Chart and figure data
════════════════════

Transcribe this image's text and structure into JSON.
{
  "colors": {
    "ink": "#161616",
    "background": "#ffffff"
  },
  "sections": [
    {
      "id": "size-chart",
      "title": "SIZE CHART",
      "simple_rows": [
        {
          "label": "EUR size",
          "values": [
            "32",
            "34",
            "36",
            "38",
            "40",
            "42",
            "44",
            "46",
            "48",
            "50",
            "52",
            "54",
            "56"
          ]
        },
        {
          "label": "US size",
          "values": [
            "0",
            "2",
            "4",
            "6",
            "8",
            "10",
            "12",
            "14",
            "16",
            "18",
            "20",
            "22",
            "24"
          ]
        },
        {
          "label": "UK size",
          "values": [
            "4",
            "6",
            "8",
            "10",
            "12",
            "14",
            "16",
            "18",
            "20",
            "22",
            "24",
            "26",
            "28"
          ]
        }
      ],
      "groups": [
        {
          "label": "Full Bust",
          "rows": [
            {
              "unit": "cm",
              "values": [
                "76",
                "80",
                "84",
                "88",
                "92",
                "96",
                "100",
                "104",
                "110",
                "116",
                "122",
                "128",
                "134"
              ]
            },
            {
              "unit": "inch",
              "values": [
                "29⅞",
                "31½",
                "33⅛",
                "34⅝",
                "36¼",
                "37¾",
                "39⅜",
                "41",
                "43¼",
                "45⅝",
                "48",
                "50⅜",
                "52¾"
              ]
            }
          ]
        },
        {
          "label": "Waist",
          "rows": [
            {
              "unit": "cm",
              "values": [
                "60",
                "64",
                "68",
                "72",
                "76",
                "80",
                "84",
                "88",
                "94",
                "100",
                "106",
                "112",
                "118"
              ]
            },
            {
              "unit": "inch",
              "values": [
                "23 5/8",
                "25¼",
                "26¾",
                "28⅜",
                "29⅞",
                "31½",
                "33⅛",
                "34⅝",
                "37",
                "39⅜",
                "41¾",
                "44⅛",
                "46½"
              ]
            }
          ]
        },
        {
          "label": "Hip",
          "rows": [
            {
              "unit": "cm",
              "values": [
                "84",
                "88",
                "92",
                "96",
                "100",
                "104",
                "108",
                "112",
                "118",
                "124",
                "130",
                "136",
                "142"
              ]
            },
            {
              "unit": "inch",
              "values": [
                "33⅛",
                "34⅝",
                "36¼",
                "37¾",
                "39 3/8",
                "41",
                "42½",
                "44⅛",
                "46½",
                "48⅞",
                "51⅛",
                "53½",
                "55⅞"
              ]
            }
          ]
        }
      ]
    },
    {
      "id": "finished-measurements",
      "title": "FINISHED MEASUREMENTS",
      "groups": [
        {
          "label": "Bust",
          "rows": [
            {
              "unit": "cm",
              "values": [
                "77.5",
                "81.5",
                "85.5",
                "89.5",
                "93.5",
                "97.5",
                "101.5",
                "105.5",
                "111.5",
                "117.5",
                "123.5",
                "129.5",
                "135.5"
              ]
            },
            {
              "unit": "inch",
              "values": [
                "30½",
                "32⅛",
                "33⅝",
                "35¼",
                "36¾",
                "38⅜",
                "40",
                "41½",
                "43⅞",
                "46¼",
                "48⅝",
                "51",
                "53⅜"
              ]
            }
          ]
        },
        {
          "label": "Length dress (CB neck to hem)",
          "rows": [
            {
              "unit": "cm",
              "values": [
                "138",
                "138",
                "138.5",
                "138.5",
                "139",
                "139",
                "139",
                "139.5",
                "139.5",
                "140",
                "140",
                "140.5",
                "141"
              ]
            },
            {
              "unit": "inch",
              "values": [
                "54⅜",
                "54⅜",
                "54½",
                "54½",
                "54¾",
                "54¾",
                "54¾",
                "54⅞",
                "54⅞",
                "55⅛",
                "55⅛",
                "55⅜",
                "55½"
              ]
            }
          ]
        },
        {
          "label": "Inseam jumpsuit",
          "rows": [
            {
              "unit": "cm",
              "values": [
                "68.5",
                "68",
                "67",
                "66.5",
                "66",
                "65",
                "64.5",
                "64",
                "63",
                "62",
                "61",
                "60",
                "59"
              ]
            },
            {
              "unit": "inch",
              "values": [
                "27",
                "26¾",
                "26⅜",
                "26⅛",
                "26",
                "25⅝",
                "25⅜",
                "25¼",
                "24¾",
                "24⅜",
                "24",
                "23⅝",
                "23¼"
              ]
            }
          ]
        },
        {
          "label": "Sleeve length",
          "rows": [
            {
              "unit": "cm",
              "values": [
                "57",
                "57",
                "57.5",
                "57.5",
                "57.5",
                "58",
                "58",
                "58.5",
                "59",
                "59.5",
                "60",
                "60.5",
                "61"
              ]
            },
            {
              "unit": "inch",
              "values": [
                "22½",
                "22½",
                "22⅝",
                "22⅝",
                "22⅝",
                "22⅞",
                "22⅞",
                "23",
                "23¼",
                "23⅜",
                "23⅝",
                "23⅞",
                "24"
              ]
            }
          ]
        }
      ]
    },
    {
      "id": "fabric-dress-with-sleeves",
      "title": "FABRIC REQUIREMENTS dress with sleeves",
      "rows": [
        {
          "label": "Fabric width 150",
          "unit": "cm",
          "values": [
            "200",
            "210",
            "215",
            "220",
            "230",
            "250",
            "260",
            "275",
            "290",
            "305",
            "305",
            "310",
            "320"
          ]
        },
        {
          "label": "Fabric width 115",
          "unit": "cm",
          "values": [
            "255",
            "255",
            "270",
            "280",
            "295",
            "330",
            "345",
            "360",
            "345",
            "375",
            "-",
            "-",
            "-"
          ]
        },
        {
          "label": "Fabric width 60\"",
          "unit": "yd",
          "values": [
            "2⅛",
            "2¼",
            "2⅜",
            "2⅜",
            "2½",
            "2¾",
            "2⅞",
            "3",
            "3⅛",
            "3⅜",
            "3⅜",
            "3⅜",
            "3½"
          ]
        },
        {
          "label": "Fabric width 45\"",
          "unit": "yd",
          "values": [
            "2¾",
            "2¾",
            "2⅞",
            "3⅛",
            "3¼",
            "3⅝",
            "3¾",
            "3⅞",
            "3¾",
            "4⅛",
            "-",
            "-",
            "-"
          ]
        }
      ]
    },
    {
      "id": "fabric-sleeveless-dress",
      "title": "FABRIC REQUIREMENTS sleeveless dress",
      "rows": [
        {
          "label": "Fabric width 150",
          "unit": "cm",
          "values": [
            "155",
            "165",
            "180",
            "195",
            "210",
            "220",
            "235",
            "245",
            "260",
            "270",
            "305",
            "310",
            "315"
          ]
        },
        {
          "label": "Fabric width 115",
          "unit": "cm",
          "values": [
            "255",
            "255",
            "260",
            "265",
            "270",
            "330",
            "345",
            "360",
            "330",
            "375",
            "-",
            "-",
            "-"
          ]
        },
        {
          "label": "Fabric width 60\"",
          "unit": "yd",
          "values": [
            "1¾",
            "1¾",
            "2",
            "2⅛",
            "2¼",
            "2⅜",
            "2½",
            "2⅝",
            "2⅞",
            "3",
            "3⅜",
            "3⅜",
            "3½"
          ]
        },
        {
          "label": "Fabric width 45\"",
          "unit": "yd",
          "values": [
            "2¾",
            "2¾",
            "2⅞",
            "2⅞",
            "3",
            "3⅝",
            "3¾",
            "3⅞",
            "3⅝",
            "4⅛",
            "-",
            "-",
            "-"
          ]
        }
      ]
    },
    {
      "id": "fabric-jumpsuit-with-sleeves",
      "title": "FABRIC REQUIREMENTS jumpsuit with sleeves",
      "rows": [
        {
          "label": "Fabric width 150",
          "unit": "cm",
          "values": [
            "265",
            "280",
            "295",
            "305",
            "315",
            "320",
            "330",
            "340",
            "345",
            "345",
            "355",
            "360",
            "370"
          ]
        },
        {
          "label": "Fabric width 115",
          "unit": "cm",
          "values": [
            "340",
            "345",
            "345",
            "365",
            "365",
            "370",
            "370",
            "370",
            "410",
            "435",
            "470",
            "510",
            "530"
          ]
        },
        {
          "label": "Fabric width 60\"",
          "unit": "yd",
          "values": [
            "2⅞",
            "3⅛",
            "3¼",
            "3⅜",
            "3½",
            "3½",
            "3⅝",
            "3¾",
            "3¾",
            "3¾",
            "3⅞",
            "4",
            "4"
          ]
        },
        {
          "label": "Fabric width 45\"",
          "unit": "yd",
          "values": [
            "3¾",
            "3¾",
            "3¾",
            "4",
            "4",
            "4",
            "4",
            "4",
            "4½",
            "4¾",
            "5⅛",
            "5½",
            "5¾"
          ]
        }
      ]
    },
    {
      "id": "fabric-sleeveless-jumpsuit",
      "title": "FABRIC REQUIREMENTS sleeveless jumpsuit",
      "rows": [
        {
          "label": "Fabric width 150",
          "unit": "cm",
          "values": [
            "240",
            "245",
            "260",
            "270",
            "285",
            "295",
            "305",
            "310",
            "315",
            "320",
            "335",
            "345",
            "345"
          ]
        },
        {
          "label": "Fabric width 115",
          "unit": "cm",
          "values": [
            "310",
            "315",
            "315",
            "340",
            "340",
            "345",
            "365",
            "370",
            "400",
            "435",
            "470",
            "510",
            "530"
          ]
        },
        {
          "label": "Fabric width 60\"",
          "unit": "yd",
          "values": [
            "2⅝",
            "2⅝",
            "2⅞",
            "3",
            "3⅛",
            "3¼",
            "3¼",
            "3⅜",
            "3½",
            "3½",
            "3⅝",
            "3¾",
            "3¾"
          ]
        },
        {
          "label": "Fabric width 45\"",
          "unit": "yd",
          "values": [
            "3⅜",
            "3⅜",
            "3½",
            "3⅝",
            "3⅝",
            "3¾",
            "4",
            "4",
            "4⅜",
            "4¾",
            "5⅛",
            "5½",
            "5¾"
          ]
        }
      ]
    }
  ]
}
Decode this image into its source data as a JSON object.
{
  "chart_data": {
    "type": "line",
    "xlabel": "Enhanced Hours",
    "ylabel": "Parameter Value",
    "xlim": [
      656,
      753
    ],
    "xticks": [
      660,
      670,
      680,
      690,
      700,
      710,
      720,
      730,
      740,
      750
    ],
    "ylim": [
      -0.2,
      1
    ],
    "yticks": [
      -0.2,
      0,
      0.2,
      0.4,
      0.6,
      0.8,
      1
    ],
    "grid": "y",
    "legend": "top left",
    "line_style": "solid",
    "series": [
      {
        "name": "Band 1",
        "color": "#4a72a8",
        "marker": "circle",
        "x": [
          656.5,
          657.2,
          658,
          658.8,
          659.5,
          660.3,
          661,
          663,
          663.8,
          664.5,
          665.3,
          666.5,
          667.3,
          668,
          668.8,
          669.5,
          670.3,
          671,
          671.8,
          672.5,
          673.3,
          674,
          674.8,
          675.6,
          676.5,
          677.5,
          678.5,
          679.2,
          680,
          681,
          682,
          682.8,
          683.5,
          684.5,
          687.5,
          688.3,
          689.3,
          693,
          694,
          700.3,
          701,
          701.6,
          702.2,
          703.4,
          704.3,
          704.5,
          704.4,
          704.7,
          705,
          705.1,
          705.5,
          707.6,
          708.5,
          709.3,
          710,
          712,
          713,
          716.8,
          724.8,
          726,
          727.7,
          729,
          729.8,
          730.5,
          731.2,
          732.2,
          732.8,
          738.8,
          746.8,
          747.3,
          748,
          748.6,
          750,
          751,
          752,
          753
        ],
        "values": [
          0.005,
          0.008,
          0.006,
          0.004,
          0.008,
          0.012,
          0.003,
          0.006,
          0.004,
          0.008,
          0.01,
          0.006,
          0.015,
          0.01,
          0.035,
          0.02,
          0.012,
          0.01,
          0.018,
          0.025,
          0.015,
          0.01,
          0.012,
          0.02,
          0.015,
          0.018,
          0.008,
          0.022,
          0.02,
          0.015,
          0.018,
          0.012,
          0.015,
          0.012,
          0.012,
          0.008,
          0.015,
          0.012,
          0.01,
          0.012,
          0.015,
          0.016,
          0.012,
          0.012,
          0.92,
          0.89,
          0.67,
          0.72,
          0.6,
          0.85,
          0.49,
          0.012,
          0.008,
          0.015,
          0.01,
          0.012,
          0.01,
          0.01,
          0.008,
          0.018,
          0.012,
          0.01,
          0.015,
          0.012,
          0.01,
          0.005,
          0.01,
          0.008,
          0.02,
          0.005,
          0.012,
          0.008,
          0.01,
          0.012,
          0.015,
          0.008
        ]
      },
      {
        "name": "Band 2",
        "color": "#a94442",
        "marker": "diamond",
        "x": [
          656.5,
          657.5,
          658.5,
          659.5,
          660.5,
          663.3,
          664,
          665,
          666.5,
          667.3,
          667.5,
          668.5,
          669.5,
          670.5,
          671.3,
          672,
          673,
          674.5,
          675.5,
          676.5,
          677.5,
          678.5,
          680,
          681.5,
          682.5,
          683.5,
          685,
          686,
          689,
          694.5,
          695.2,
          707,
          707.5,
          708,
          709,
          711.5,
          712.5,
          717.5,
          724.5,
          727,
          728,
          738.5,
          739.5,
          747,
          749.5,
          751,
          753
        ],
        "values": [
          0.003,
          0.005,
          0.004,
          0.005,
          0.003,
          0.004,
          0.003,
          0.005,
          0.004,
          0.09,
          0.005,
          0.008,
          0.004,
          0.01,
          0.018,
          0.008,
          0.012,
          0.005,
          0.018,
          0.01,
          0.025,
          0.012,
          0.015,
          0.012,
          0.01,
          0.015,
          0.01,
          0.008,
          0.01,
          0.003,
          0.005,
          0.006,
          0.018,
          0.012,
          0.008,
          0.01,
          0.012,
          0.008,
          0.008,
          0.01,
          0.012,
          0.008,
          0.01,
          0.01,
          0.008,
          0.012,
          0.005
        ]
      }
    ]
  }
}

════════════════════

◆ What you are asked to do ◆
From the listing, copy each line containing the word "title".

◆ The answer ◆
      "title": "SIZE CHART",
      "title": "FINISHED MEASUREMENTS",
      "title": "FABRIC REQUIREMENTS dress with sleeves",
      "title": "FABRIC REQUIREMENTS sleeveless dress",
      "title": "FABRIC REQUIREMENTS jumpsuit with sleeves",
      "title": "FABRIC REQUIREMENTS sleeveless jumpsuit",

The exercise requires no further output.